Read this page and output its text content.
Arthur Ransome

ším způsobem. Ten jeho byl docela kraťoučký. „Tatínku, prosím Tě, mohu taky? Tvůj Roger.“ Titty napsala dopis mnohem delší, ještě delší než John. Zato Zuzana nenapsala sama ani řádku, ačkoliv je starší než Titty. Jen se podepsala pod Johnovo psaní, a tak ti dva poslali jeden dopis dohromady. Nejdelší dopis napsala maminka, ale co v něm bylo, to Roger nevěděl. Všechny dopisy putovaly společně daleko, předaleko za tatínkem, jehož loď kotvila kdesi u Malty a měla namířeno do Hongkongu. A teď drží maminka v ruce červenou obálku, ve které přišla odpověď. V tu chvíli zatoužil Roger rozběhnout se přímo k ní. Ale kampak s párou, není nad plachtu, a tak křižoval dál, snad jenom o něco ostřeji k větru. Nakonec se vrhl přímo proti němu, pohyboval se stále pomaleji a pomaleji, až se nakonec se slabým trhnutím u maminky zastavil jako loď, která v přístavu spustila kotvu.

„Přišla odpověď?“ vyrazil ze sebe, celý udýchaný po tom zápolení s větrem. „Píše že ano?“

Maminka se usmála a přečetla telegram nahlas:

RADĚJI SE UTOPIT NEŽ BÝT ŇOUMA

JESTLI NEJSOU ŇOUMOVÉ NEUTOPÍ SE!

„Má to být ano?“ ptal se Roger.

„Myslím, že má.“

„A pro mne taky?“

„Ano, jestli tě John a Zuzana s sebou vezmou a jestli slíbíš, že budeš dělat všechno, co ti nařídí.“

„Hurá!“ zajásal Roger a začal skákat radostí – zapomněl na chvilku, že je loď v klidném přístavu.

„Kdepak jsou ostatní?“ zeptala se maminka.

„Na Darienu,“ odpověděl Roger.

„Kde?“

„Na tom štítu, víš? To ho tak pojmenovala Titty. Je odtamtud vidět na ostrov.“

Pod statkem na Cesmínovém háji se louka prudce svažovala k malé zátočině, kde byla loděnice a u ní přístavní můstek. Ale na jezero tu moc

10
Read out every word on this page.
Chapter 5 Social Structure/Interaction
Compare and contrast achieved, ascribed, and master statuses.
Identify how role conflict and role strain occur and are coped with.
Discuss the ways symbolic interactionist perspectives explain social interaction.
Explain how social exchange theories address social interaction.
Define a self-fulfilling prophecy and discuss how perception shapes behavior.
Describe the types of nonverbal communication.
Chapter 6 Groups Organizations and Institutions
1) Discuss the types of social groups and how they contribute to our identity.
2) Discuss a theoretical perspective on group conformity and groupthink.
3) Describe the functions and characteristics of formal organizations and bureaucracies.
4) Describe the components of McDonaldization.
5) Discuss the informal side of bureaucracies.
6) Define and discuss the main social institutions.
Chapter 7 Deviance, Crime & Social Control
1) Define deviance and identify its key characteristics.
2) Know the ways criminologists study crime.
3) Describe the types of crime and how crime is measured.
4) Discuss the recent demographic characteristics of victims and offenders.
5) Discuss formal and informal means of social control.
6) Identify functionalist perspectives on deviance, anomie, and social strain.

▶ [WRITTEN EXERCISE]
In the records above, how many lines include "Read"? Give that number and nothing more.

▶ [REPLY TO THE EXERCISE]
2